Part of a data file:
======

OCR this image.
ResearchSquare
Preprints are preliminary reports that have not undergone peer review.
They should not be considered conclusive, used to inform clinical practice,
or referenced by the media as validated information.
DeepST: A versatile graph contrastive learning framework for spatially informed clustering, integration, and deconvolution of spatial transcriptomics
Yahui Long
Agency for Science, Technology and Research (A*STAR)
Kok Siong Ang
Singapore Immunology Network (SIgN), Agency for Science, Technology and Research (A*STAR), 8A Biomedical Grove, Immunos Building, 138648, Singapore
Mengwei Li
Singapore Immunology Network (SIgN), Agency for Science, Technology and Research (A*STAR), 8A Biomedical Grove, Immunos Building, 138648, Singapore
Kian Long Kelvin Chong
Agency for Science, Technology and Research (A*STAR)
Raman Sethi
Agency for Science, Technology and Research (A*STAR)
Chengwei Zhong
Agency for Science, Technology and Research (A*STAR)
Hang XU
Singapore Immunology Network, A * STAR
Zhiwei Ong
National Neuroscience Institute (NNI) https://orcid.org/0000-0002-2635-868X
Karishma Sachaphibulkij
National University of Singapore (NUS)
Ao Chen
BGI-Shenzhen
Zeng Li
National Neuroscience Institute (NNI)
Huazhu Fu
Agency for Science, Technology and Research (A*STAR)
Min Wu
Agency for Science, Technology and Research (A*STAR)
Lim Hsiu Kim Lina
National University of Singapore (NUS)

======

→ **To be done**:
Quote all the records exactly, please, leaving none out.

→ **The completed task**:
OCR this image.
ResearchSquare
Preprints are preliminary reports that have not undergone peer review.
They should not be considered conclusive, used to inform clinical practice,
or referenced by the media as validated information.
DeepST: A versatile graph contrastive learning framework for spatially informed clustering, integration, and deconvolution of spatial transcriptomics
Yahui Long
Agency for Science, Technology and Research (A*STAR)
Kok Siong Ang
Singapore Immunology Network (SIgN), Agency for Science, Technology and Research (A*STAR), 8A Biomedical Grove, Immunos Building, 138648, Singapore
Mengwei Li
Singapore Immunology Network (SIgN), Agency for Science, Technology and Research (A*STAR), 8A Biomedical Grove, Immunos Building, 138648, Singapore
Kian Long Kelvin Chong
Agency for Science, Technology and Research (A*STAR)
Raman Sethi
Agency for Science, Technology and Research (A*STAR)
Chengwei Zhong
Agency for Science, Technology and Research (A*STAR)
Hang XU
Singapore Immunology Network, A * STAR
Zhiwei Ong
National Neuroscience Institute (NNI) https://orcid.org/0000-0002-2635-868X
Karishma Sachaphibulkij
National University of Singapore (NUS)
Ao Chen
BGI-Shenzhen
Zeng Li
National Neuroscience Institute (NNI)
Huazhu Fu
Agency for Science, Technology and Research (A*STAR)
Min Wu
Agency for Science, Technology and Research (A*STAR)
Lim Hsiu Kim Lina
National University of Singapore (NUS)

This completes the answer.